┌──

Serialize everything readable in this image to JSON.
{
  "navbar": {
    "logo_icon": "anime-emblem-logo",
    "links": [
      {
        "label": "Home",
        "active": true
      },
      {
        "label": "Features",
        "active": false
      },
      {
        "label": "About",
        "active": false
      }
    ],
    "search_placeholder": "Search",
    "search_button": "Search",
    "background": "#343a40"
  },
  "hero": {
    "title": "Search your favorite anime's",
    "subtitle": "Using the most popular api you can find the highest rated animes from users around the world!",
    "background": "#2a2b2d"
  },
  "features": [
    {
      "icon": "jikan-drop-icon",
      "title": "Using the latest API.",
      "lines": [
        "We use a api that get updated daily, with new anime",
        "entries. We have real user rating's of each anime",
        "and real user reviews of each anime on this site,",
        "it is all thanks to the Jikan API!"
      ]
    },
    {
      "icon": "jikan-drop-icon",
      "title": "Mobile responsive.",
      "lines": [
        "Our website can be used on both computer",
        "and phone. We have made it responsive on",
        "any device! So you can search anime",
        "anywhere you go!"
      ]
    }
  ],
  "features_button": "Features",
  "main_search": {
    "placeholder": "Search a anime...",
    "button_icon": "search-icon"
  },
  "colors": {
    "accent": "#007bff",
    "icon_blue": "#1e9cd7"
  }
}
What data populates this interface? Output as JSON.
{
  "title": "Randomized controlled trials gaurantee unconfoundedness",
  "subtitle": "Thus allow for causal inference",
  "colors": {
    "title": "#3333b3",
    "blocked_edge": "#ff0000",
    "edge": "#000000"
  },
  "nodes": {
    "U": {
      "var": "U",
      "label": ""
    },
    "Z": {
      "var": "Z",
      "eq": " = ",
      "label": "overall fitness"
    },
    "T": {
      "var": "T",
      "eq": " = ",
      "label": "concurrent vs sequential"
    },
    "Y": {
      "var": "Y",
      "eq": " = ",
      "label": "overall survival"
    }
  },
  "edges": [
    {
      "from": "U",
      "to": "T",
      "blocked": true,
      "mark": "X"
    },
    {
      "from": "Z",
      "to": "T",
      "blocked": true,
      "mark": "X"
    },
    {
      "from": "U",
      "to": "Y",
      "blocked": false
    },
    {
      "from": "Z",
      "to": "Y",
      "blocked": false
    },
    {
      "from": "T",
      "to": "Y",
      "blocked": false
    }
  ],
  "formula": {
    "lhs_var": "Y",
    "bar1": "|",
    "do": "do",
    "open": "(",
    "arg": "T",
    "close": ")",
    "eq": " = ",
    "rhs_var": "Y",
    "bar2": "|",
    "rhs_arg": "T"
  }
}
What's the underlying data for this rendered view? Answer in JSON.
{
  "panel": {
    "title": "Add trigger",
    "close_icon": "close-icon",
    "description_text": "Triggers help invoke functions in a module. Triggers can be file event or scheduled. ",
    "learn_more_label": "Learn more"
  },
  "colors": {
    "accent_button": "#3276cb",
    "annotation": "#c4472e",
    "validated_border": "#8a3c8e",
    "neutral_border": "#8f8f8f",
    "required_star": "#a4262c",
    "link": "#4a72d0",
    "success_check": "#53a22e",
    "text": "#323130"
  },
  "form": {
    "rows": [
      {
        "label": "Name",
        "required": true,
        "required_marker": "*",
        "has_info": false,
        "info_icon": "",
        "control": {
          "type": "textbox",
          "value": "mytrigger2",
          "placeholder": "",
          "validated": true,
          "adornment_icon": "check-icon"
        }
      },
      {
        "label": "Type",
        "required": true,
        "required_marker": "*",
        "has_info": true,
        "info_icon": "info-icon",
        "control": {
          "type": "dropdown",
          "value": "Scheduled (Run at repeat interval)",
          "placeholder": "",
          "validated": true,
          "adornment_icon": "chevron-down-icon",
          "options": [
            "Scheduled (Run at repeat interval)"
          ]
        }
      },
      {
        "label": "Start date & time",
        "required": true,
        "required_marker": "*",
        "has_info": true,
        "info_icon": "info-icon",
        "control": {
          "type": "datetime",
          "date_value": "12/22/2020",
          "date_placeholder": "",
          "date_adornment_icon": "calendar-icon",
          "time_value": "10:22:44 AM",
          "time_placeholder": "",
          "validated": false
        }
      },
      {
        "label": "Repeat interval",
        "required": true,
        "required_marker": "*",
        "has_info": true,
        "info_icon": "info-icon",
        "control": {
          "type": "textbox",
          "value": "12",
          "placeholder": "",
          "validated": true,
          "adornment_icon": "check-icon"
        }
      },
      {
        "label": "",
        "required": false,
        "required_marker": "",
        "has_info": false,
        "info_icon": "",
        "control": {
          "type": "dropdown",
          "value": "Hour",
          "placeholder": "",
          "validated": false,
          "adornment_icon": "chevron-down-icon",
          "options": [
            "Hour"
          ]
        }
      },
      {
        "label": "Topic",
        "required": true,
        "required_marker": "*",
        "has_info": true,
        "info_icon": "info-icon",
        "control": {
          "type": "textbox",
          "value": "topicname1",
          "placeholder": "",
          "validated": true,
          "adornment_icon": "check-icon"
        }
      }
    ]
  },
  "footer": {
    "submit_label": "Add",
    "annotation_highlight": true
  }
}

└──

**Task instructions:**
Please output the entire listing exactly as it stands.

**Final result:**
Serialize everything readable in this image to JSON.
{
  "navbar": {
    "logo_icon": "anime-emblem-logo",
    "links": [
      {
        "label": "Home",
        "active": true
      },
      {
        "label": "Features",
        "active": false
      },
      {
        "label": "About",
        "active": false
      }
    ],
    "search_placeholder": "Search",
    "search_button": "Search",
    "background": "#343a40"
  },
  "hero": {
    "title": "Search your favorite anime's",
    "subtitle": "Using the most popular api you can find the highest rated animes from users around the world!",
    "background": "#2a2b2d"
  },
  "features": [
    {
      "icon": "jikan-drop-icon",
      "title": "Using the latest API.",
      "lines": [
        "We use a api that get updated daily, with new anime",
        "entries. We have real user rating's of each anime",
        "and real user reviews of each anime on this site,",
        "it is all thanks to the Jikan API!"
      ]
    },
    {
      "icon": "jikan-drop-icon",
      "title": "Mobile responsive.",
      "lines": [
        "Our website can be used on both computer",
        "and phone. We have made it responsive on",
        "any device! So you can search anime",
        "anywhere you go!"
      ]
    }
  ],
  "features_button": "Features",
  "main_search": {
    "placeholder": "Search a anime...",
    "button_icon": "search-icon"
  },
  "colors": {
    "accent": "#007bff",
    "icon_blue": "#1e9cd7"
  }
}
What data populates this interface? Output as JSON.
{
  "title": "Randomized controlled trials gaurantee unconfoundedness",
  "subtitle": "Thus allow for causal inference",
  "colors": {
    "title": "#3333b3",
    "blocked_edge": "#ff0000",
    "edge": "#000000"
  },
  "nodes": {
    "U": {
      "var": "U",
      "label": ""
    },
    "Z": {
      "var": "Z",
      "eq": " = ",
      "label": "overall fitness"
    },
    "T": {
      "var": "T",
      "eq": " = ",
      "label": "concurrent vs sequential"
    },
    "Y": {
      "var": "Y",
      "eq": " = ",
      "label": "overall survival"
    }
  },
  "edges": [
    {
      "from": "U",
      "to": "T",
      "blocked": true,
      "mark": "X"
    },
    {
      "from": "Z",
      "to": "T",
      "blocked": true,
      "mark": "X"
    },
    {
      "from": "U",
      "to": "Y",
      "blocked": false
    },
    {
      "from": "Z",
      "to": "Y",
      "blocked": false
    },
    {
      "from": "T",
      "to": "Y",
      "blocked": false
    }
  ],
  "formula": {
    "lhs_var": "Y",
    "bar1": "|",
    "do": "do",
    "open": "(",
    "arg": "T",
    "close": ")",
    "eq": " = ",
    "rhs_var": "Y",
    "bar2": "|",
    "rhs_arg": "T"
  }
}
What's the underlying data for this rendered view? Answer in JSON.
{
  "panel": {
    "title": "Add trigger",
    "close_icon": "close-icon",
    "description_text": "Triggers help invoke functions in a module. Triggers can be file event or scheduled. ",
    "learn_more_label": "Learn more"
  },
  "colors": {
    "accent_button": "#3276cb",
    "annotation": "#c4472e",
    "validated_border": "#8a3c8e",
    "neutral_border": "#8f8f8f",
    "required_star": "#a4262c",
    "link": "#4a72d0",
    "success_check": "#53a22e",
    "text": "#323130"
  },
  "form": {
    "rows": [
      {
        "label": "Name",
        "required": true,
        "required_marker": "*",
        "has_info": false,
        "info_icon": "",
        "control": {
          "type": "textbox",
          "value": "mytrigger2",
          "placeholder": "",
          "validated": true,
          "adornment_icon": "check-icon"
        }
      },
      {
        "label": "Type",
        "required": true,
        "required_marker": "*",
        "has_info": true,
        "info_icon": "info-icon",
        "control": {
          "type": "dropdown",
          "value": "Scheduled (Run at repeat interval)",
          "placeholder": "",
          "validated": true,
          "adornment_icon": "chevron-down-icon",
          "options": [
            "Scheduled (Run at repeat interval)"
          ]
        }
      },
      {
        "label": "Start date & time",
        "required": true,
        "required_marker": "*",
        "has_info": true,
        "info_icon": "info-icon",
        "control": {
          "type": "datetime",
          "date_value": "12/22/2020",
          "date_placeholder": "",
          "date_adornment_icon": "calendar-icon",
          "time_value": "10:22:44 AM",
          "time_placeholder": "",
          "validated": false
        }
      },
      {
        "label": "Repeat interval",
        "required": true,
        "required_marker": "*",
        "has_info": true,
        "info_icon": "info-icon",
        "control": {
          "type": "textbox",
          "value": "12",
          "placeholder": "",
          "validated": true,
          "adornment_icon": "check-icon"
        }
      },
      {
        "label": "",
        "required": false,
        "required_marker": "",
        "has_info": false,
        "info_icon": "",
        "control": {
          "type": "dropdown",
          "value": "Hour",
          "placeholder": "",
          "validated": false,
          "adornment_icon": "chevron-down-icon",
          "options": [
            "Hour"
          ]
        }
      },
      {
        "label": "Topic",
        "required": true,
        "required_marker": "*",
        "has_info": true,
        "info_icon": "info-icon",
        "control": {
          "type": "textbox",
          "value": "topicname1",
          "placeholder": "",
          "validated": true,
          "adornment_icon": "check-icon"
        }
      }
    ]
  },
  "footer": {
    "submit_label": "Add",
    "annotation_highlight": true
  }
}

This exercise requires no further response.